- **Task input**:

○ ○ ○ ○ ○ ○ ○

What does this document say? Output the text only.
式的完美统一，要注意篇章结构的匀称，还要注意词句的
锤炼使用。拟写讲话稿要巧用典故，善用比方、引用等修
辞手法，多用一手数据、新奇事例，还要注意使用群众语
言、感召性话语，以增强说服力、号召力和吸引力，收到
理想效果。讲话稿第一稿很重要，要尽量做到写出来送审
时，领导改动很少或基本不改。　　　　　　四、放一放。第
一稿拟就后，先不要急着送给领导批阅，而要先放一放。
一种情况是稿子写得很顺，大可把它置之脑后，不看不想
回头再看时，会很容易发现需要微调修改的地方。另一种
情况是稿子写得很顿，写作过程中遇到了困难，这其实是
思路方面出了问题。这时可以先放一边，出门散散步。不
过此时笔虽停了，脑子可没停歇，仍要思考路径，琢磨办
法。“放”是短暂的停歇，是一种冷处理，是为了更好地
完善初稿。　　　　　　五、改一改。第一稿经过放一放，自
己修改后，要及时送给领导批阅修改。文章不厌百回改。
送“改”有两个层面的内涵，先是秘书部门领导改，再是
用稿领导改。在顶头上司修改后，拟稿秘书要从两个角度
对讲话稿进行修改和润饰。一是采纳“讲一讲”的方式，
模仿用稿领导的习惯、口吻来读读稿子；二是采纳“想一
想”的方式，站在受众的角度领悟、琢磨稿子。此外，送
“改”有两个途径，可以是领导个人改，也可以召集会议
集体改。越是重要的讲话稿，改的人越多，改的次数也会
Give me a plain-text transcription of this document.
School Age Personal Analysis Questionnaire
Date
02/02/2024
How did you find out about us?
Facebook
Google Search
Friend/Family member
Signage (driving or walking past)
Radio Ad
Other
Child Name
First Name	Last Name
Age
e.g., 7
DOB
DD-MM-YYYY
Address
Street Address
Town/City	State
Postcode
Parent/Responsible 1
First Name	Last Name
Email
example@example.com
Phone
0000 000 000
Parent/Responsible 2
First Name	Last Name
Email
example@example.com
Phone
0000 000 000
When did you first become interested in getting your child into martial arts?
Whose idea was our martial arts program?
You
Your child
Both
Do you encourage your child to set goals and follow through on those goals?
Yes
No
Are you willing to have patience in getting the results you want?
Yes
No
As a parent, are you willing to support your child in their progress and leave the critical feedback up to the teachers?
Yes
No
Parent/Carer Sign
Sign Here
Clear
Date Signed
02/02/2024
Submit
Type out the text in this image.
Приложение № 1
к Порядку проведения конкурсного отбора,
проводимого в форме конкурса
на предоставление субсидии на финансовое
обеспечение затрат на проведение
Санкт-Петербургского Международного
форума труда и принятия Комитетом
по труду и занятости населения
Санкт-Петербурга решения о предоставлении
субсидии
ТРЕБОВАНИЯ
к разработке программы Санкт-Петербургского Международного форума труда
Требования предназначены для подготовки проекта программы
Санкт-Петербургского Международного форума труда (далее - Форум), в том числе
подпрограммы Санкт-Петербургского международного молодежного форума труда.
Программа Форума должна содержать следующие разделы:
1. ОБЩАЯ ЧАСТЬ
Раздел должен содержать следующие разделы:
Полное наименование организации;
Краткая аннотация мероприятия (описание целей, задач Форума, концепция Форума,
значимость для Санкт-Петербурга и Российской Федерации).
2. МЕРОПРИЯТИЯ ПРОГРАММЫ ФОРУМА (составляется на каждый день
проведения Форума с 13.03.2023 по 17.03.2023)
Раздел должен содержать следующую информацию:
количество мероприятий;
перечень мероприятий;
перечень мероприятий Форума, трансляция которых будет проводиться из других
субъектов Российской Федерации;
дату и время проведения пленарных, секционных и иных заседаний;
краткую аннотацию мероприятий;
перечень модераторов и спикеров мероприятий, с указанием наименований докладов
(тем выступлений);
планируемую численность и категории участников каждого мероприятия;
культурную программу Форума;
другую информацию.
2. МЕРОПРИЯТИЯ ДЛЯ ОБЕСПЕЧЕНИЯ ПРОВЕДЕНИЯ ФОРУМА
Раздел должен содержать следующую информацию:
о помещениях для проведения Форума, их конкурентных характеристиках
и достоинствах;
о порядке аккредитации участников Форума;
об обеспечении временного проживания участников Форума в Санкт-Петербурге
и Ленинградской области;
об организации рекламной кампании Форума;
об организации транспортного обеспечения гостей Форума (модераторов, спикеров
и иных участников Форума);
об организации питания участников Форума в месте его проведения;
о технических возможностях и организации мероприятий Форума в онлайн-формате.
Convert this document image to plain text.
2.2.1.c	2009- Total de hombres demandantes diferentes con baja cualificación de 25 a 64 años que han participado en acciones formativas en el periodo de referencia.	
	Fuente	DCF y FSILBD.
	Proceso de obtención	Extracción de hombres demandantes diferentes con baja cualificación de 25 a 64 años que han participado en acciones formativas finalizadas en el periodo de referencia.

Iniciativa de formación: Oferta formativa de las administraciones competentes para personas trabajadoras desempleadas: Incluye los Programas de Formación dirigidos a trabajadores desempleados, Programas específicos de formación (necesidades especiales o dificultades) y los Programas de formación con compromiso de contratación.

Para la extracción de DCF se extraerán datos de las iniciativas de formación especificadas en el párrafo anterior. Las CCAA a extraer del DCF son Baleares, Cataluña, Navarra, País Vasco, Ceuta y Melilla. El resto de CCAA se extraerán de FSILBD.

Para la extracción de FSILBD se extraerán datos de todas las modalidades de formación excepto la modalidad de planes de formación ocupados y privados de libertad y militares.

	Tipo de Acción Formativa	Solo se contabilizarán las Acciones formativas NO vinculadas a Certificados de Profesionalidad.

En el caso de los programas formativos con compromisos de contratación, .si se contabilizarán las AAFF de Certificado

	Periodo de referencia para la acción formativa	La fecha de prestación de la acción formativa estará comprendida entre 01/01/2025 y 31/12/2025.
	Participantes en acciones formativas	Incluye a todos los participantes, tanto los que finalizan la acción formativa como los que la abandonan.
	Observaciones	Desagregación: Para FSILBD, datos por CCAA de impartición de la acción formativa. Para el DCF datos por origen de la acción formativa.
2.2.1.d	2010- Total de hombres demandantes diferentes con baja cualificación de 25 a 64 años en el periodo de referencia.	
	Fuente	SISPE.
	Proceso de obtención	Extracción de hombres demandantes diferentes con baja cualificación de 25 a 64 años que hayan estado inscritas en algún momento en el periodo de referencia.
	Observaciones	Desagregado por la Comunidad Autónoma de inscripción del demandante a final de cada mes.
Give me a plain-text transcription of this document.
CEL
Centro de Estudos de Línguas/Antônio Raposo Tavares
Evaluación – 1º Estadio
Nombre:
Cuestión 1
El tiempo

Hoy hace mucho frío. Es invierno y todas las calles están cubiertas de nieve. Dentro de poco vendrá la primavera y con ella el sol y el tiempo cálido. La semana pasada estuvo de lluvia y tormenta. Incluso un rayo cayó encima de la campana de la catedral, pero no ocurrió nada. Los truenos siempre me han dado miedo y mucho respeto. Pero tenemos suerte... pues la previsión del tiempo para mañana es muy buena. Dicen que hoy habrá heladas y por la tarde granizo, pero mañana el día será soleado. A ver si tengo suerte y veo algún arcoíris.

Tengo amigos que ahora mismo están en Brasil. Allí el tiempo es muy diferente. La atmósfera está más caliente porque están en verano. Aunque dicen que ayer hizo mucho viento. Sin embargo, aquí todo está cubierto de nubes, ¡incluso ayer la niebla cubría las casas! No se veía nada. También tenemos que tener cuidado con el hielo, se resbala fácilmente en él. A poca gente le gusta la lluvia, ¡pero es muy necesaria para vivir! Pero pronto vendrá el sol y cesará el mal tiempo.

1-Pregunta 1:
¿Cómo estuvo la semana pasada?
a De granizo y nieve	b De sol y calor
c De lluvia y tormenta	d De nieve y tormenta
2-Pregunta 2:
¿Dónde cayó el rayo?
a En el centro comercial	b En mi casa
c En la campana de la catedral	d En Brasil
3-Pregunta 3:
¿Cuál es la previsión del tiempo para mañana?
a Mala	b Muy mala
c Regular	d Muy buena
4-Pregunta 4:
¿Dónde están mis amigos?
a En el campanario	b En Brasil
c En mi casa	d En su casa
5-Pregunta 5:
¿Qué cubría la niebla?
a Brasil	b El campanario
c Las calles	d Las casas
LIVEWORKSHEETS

○ ○ ○ ○ ○ ○ ○

- **What is required**:
Lines of the material that contain the word "this" are to be gathered.

- **Response below**:
What does this document say? Output the text only.
Give me a plain-text transcription of this document.
Type out the text in this image.
Convert this document image to plain text.
Give me a plain-text transcription of this document.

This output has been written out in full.